— start of The input —

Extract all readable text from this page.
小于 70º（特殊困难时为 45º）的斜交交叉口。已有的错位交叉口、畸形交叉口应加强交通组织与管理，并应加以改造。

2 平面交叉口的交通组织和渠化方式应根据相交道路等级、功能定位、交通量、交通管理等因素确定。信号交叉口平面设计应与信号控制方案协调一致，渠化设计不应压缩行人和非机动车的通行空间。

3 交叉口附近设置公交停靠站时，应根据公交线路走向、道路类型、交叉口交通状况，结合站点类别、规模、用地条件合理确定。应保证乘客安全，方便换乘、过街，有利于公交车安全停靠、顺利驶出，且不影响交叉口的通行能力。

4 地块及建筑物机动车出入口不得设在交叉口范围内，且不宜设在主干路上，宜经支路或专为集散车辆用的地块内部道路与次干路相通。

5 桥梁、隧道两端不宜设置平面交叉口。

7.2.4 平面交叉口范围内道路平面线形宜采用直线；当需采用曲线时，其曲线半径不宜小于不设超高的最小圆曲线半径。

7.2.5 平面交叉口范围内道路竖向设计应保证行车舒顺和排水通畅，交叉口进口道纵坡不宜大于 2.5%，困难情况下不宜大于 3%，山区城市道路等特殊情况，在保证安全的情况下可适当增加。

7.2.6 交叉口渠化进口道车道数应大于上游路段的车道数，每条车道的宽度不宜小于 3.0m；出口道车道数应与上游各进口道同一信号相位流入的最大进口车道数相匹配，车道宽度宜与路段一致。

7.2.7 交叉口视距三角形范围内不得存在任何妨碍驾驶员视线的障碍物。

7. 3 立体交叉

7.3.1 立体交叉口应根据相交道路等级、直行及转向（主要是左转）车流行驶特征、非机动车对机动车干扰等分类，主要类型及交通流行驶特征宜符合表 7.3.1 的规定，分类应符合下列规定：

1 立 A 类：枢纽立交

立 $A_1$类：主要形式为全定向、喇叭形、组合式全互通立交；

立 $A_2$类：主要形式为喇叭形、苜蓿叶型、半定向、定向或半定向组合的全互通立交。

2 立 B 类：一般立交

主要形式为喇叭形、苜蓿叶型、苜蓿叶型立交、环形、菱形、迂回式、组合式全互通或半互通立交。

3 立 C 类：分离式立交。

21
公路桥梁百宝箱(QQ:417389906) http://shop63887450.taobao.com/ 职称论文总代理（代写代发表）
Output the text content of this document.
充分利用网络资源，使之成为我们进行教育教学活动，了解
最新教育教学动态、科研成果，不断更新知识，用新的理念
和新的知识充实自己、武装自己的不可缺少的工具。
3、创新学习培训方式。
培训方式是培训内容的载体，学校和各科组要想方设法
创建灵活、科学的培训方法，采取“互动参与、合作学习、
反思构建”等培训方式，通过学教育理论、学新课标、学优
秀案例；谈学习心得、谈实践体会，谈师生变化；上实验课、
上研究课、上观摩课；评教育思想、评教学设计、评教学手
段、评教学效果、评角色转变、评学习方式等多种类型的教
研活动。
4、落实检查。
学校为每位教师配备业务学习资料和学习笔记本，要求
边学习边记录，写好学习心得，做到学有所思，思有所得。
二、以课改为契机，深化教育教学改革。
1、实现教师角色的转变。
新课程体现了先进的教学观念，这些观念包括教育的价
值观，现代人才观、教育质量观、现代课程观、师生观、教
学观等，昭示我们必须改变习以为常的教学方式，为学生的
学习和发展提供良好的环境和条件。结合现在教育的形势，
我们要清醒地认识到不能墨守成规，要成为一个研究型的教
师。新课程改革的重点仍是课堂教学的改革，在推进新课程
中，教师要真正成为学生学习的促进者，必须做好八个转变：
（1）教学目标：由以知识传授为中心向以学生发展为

— end of The input —

Find all lines where the word "this" appears. Copy them.

### Full answer
Extract all readable text from this page.
Output the text content of this document.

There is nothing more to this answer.